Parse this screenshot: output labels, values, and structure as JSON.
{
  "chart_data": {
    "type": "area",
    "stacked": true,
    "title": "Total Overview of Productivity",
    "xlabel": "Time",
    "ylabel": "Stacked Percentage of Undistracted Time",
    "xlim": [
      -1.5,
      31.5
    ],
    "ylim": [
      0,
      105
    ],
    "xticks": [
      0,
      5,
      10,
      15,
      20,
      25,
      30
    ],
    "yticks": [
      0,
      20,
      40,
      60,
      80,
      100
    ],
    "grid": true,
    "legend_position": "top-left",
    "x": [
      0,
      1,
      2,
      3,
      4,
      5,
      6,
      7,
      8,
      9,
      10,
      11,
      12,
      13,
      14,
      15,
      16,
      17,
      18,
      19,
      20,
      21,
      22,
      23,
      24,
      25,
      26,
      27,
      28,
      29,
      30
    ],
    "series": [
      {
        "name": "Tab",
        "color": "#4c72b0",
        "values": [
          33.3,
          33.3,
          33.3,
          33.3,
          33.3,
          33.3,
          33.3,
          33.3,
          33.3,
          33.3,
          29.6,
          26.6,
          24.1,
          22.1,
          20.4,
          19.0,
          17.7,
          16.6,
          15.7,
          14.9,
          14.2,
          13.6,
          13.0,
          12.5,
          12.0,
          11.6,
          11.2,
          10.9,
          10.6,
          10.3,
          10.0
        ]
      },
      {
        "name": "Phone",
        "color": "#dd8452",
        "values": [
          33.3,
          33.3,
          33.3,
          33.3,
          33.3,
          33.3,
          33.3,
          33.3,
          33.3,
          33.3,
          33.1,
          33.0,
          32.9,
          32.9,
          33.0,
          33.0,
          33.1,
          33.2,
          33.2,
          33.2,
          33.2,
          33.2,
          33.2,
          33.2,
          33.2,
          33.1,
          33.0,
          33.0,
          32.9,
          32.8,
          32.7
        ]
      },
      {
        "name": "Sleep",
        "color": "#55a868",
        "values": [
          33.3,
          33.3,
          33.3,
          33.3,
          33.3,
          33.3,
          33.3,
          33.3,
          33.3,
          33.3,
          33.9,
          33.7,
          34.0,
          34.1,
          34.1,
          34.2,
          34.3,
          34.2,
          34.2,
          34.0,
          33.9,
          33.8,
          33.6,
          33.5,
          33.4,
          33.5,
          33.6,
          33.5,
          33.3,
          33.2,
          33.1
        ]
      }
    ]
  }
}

- STATED TASK
In the listing above, locate each line with "Time" and copy it.

- TASK RESULT
    "xlabel": "Time",
    "ylabel": "Stacked Percentage of Undistracted Time",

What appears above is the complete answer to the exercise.